Excerpted data:
-.-.-

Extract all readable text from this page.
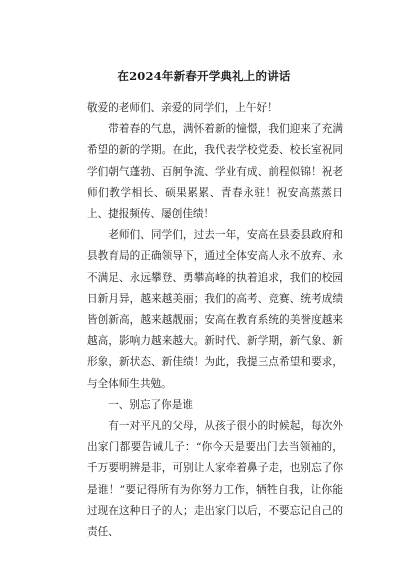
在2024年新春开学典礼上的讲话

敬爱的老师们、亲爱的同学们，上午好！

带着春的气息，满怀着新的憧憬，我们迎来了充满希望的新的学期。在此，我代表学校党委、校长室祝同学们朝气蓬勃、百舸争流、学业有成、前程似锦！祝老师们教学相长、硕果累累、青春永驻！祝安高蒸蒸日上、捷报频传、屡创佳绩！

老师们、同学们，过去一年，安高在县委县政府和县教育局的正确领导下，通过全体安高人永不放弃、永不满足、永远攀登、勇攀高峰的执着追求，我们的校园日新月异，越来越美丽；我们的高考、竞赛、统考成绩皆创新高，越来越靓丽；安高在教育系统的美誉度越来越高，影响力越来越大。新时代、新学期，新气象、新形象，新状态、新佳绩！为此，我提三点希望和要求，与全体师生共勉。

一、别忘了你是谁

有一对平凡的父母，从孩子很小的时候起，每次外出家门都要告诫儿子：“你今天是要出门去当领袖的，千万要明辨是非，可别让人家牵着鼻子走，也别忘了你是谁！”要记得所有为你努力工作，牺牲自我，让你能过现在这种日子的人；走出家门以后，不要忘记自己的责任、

-.-.-

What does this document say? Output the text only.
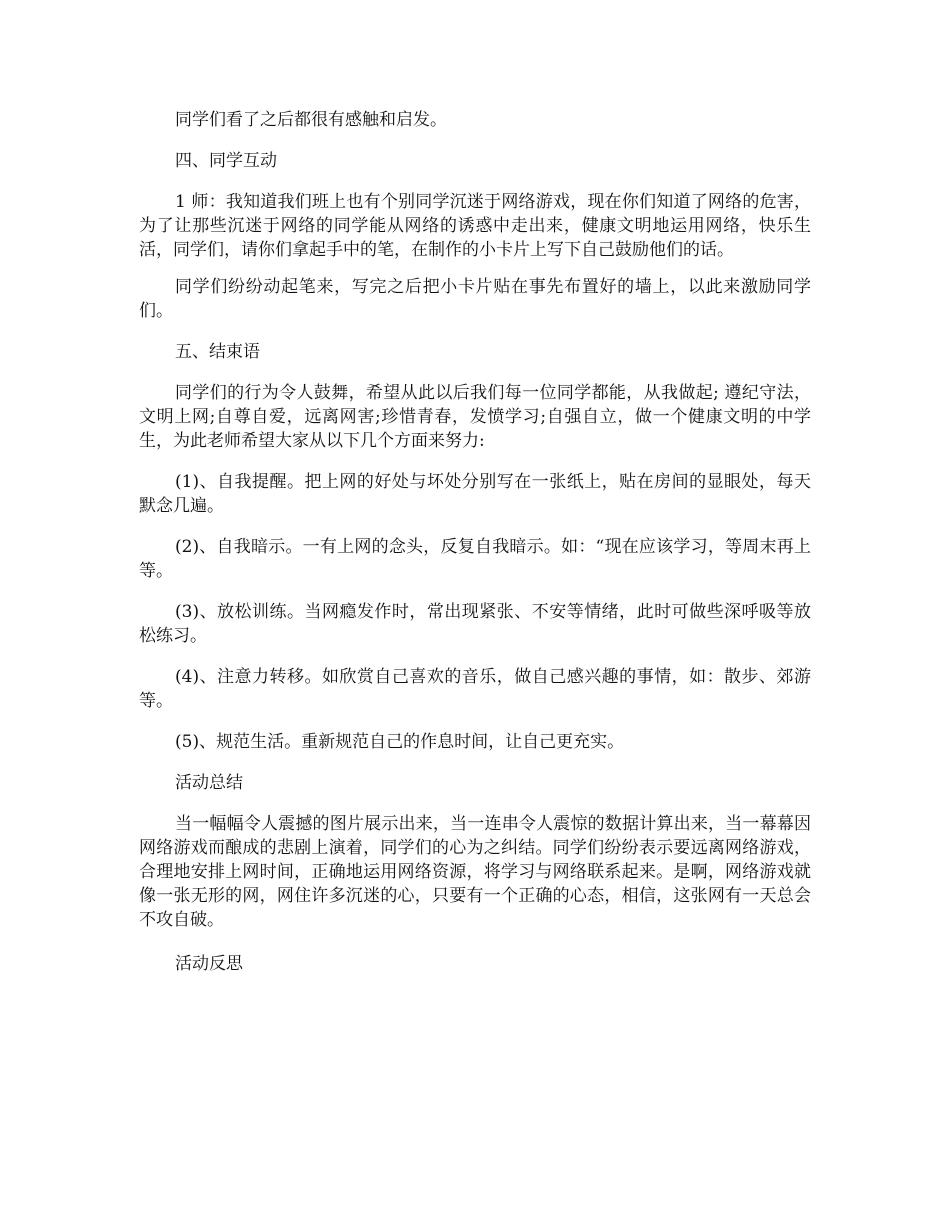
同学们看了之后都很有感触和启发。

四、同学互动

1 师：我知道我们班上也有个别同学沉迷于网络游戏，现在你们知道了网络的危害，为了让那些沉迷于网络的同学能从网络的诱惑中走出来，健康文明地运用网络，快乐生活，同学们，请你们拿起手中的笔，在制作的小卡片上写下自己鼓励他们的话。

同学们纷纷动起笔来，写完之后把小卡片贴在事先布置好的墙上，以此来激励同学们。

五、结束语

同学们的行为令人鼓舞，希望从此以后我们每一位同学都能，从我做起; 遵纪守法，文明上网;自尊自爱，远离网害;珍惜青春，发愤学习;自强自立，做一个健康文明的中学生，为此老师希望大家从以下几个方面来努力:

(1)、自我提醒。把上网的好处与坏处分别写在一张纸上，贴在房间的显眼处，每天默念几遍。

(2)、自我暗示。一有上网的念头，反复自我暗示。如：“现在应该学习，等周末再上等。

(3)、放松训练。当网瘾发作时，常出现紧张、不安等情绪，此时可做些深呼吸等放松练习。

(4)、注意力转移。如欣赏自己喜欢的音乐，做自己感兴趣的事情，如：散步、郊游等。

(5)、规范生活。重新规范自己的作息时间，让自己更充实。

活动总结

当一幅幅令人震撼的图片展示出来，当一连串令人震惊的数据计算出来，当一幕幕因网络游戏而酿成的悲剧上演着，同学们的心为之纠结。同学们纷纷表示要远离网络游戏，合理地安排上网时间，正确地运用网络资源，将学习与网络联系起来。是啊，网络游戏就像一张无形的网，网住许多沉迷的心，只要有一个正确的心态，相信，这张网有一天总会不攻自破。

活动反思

-.-.-

Work instructions:
Pick out the lines containing the word "this" and show them.

Correct response:
Extract all readable text from this page.
What does this document say? Output the text only.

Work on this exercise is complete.